• [WRITTEN TASK]
Copy every entry word for word, but skip the pictures.

──────── DATASET

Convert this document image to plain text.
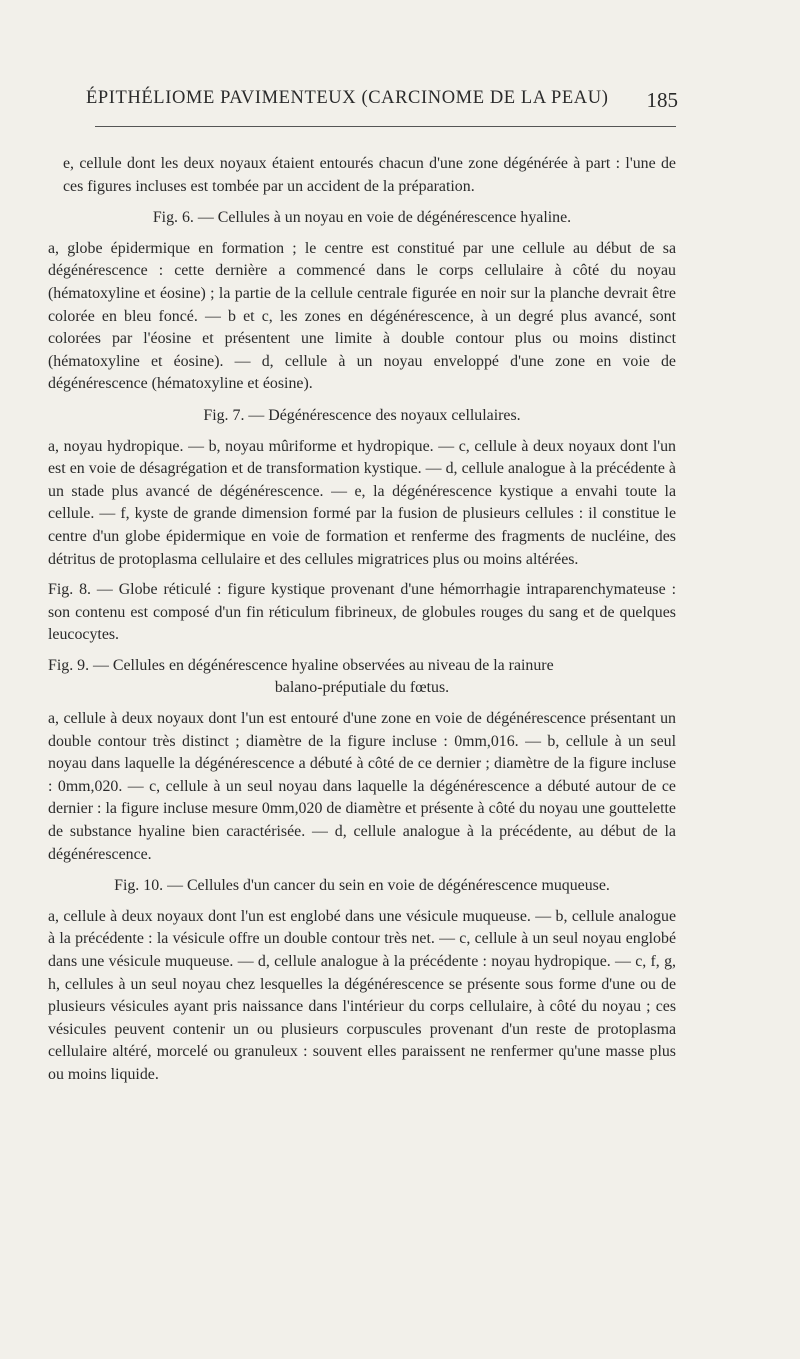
ÉPITHÉLIOME PAVIMENTEUX (CARCINOME DE LA PEAU) 185

e, cellule dont les deux noyaux étaient entourés chacun d'une zone dégénérée à part : l'une de ces figures incluses est tombée par un accident de la préparation.

Fig. 6. — Cellules à un noyau en voie de dégénérescence hyaline.

a, globe épidermique en formation ; le centre est constitué par une cellule au début de sa dégénérescence : cette dernière a commencé dans le corps cellulaire à côté du noyau (hématoxyline et éosine) ; la partie de la cellule centrale figurée en noir sur la planche devrait être colorée en bleu foncé. — b et c, les zones en dégénérescence, à un degré plus avancé, sont colorées par l'éosine et présentent une limite à double contour plus ou moins distinct (hématoxyline et éosine). — d, cellule à un noyau enveloppé d'une zone en voie de dégénérescence (hématoxyline et éosine).

Fig. 7. — Dégénérescence des noyaux cellulaires.

a, noyau hydropique. — b, noyau mûriforme et hydropique. — c, cellule à deux noyaux dont l'un est en voie de désagrégation et de transformation kystique. — d, cellule analogue à la précédente à un stade plus avancé de dégénérescence. — e, la dégénérescence kystique a envahi toute la cellule. — f, kyste de grande dimension formé par la fusion de plusieurs cellules : il constitue le centre d'un globe épidermique en voie de formation et renferme des fragments de nucléine, des détritus de protoplasma cellulaire et des cellules migratrices plus ou moins altérées.

Fig. 8. — Globe réticulé : figure kystique provenant d'une hémorrhagie intraparenchymateuse : son contenu est composé d'un fin réticulum fibrineux, de globules rouges du sang et de quelques leucocytes.

Fig. 9. — Cellules en dégénérescence hyaline observées au niveau de la rainure

balano-préputiale du fœtus.

a, cellule à deux noyaux dont l'un est entouré d'une zone en voie de dégénérescence présentant un double contour très distinct ; diamètre de la figure incluse : 0mm,016. — b, cellule à un seul noyau dans laquelle la dégénérescence a débuté à côté de ce dernier ; diamètre de la figure incluse : 0mm,020. — c, cellule à un seul noyau dans laquelle la dégénérescence a débuté autour de ce dernier : la figure incluse mesure 0mm,020 de diamètre et présente à côté du noyau une gouttelette de substance hyaline bien caractérisée. — d, cellule analogue à la précédente, au début de la dégénérescence.

Fig. 10. — Cellules d'un cancer du sein en voie de dégénérescence muqueuse.

a, cellule à deux noyaux dont l'un est englobé dans une vésicule muqueuse. — b, cellule analogue à la précédente : la vésicule offre un double contour très net. — c, cellule à un seul noyau englobé dans une vésicule muqueuse. — d, cellule analogue à la précédente : noyau hydropique. — c, f, g, h, cellules à un seul noyau chez lesquelles la dégénérescence se présente sous forme d'une ou de plusieurs vésicules ayant pris naissance dans l'intérieur du corps cellulaire, à côté du noyau ; ces vésicules peuvent contenir un ou plusieurs corpuscules provenant d'un reste de protoplasma cellulaire altéré, morcelé ou granuleux : souvent elles paraissent ne renfermer qu'une masse plus ou moins liquide.
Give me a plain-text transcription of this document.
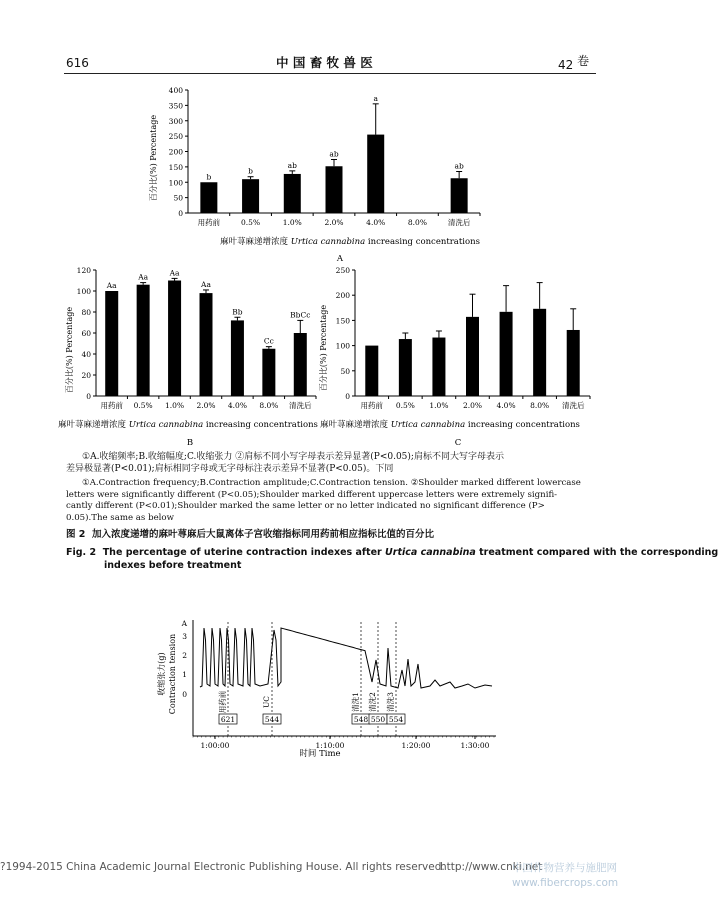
616	中 国 畜 牧 兽 医	42 卷
百分比(%) Percentage
0
50
100
150
200
250
300
350
400
用药前
b
0.5%
b
1.0%
ab
2.0%
ab
4.0%
a
8.0%	清洗后
ab
麻叶荨麻递增浓度 Urtica cannabina increasing concentrations
A
百分比(%) Percentage
0
20
40
60
80
100
120
用药前
Aa
0.5%
Aa
1.0%
Aa
2.0%
Aa
4.0%
Bb
8.0%
Cc
清洗后
BbCc
麻叶荨麻递增浓度 Urtica cannabina increasing concentrations
B
百分比(%) Percentage
0
50
100
150
200
250
用药前 0.5% 1.0% 2.0% 4.0% 8.0% 清洗后
麻叶荨麻递增浓度 Urtica cannabina increasing concentrations
C
①A.收缩频率;B.收缩幅度;C.收缩张力 ②肩标不同小写字母表示差异显著(P<0.05);肩标不同大写字母表示
差异极显著(P<0.01);肩标相同字母或无字母标注表示差异不显著(P<0.05)。下同
①A.Contraction frequency;B.Contraction amplitude;C.Contraction tension. ②Shoulder marked different lowercase
letters were significantly different (P<0.05);Shoulder marked different uppercase letters were extremely signifi-
cantly different (P<0.01);Shoulder marked the same letter or no letter indicated no significant difference (P>
0.05).The same as below
图 2 加入浓度递增的麻叶荨麻后大鼠离体子宫收缩指标同用药前相应指标比值的百分比
Fig. 2 The percentage of uterine contraction indexes after Urtica cannabina treatment compared with the corresponding
indexes before treatment
收缩张力(g) Contraction tension 0
1
2
3
A
1:00:00	1:10:00	1:20:00	1:30:00
用药前
621
UC
544
清洗1
548
清洗2
550
清洗3
554
时间 Time
?1994-2015 China Academic Journal Electronic Publishing House. All rights reserved.
http://www.cnki.net
中国作物营养与施肥网 www.fibercrops.com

────────────────

• [RESULT FOR THIS TASK]
Convert this document image to plain text.
ÉPITHÉLIOME PAVIMENTEUX (CARCINOME DE LA PEAU) 185

e, cellule dont les deux noyaux étaient entourés chacun d'une zone dégénérée à part : l'une de ces figures incluses est tombée par un accident de la préparation.

Fig. 6. — Cellules à un noyau en voie de dégénérescence hyaline.

a, globe épidermique en formation ; le centre est constitué par une cellule au début de sa dégénérescence : cette dernière a commencé dans le corps cellulaire à côté du noyau (hématoxyline et éosine) ; la partie de la cellule centrale figurée en noir sur la planche devrait être colorée en bleu foncé. — b et c, les zones en dégénérescence, à un degré plus avancé, sont colorées par l'éosine et présentent une limite à double contour plus ou moins distinct (hématoxyline et éosine). — d, cellule à un noyau enveloppé d'une zone en voie de dégénérescence (hématoxyline et éosine).

Fig. 7. — Dégénérescence des noyaux cellulaires.

a, noyau hydropique. — b, noyau mûriforme et hydropique. — c, cellule à deux noyaux dont l'un est en voie de désagrégation et de transformation kystique. — d, cellule analogue à la précédente à un stade plus avancé de dégénérescence. — e, la dégénérescence kystique a envahi toute la cellule. — f, kyste de grande dimension formé par la fusion de plusieurs cellules : il constitue le centre d'un globe épidermique en voie de formation et renferme des fragments de nucléine, des détritus de protoplasma cellulaire et des cellules migratrices plus ou moins altérées.

Fig. 8. — Globe réticulé : figure kystique provenant d'une hémorrhagie intraparenchymateuse : son contenu est composé d'un fin réticulum fibrineux, de globules rouges du sang et de quelques leucocytes.

Fig. 9. — Cellules en dégénérescence hyaline observées au niveau de la rainure

balano-préputiale du fœtus.

a, cellule à deux noyaux dont l'un est entouré d'une zone en voie de dégénérescence présentant un double contour très distinct ; diamètre de la figure incluse : 0mm,016. — b, cellule à un seul noyau dans laquelle la dégénérescence a débuté à côté de ce dernier ; diamètre de la figure incluse : 0mm,020. — c, cellule à un seul noyau dans laquelle la dégénérescence a débuté autour de ce dernier : la figure incluse mesure 0mm,020 de diamètre et présente à côté du noyau une gouttelette de substance hyaline bien caractérisée. — d, cellule analogue à la précédente, au début de la dégénérescence.

Fig. 10. — Cellules d'un cancer du sein en voie de dégénérescence muqueuse.

a, cellule à deux noyaux dont l'un est englobé dans une vésicule muqueuse. — b, cellule analogue à la précédente : la vésicule offre un double contour très net. — c, cellule à un seul noyau englobé dans une vésicule muqueuse. — d, cellule analogue à la précédente : noyau hydropique. — c, f, g, h, cellules à un seul noyau chez lesquelles la dégénérescence se présente sous forme d'une ou de plusieurs vésicules ayant pris naissance dans l'intérieur du corps cellulaire, à côté du noyau ; ces vésicules peuvent contenir un ou plusieurs corpuscules provenant d'un reste de protoplasma cellulaire altéré, morcelé ou granuleux : souvent elles paraissent ne renfermer qu'une masse plus ou moins liquide.
Give me a plain-text transcription of this document.
616	中 国 畜 牧 兽 医	42 卷
百分比(%) Percentage
0
50
100
150
200
250
300
350
400
用药前
b
0.5%
b
1.0%
ab
2.0%
ab
4.0%
a
8.0%	清洗后
ab
麻叶荨麻递增浓度 Urtica cannabina increasing concentrations
A
百分比(%) Percentage
0
20
40
60
80
100
120
用药前
Aa
0.5%
Aa
1.0%
Aa
2.0%
Aa
4.0%
Bb
8.0%
Cc
清洗后
BbCc
麻叶荨麻递增浓度 Urtica cannabina increasing concentrations
B
百分比(%) Percentage
0
50
100
150
200
250
用药前 0.5% 1.0% 2.0% 4.0% 8.0% 清洗后
麻叶荨麻递增浓度 Urtica cannabina increasing concentrations
C
①A.收缩频率;B.收缩幅度;C.收缩张力 ②肩标不同小写字母表示差异显著(P<0.05);肩标不同大写字母表示
差异极显著(P<0.01);肩标相同字母或无字母标注表示差异不显著(P<0.05)。下同
①A.Contraction frequency;B.Contraction amplitude;C.Contraction tension. ②Shoulder marked different lowercase
letters were significantly different (P<0.05);Shoulder marked different uppercase letters were extremely signifi-
cantly different (P<0.01);Shoulder marked the same letter or no letter indicated no significant difference (P>
0.05).The same as below
图 2 加入浓度递增的麻叶荨麻后大鼠离体子宫收缩指标同用药前相应指标比值的百分比
Fig. 2 The percentage of uterine contraction indexes after Urtica cannabina treatment compared with the corresponding
indexes before treatment
收缩张力(g) Contraction tension 0
1
2
3
A
1:00:00	1:10:00	1:20:00	1:30:00
用药前
621
UC
544
清洗1
548
清洗2
550
清洗3
554
时间 Time
?1994-2015 China Academic Journal Electronic Publishing House. All rights reserved.
http://www.cnki.net
中国作物营养与施肥网 www.fibercrops.com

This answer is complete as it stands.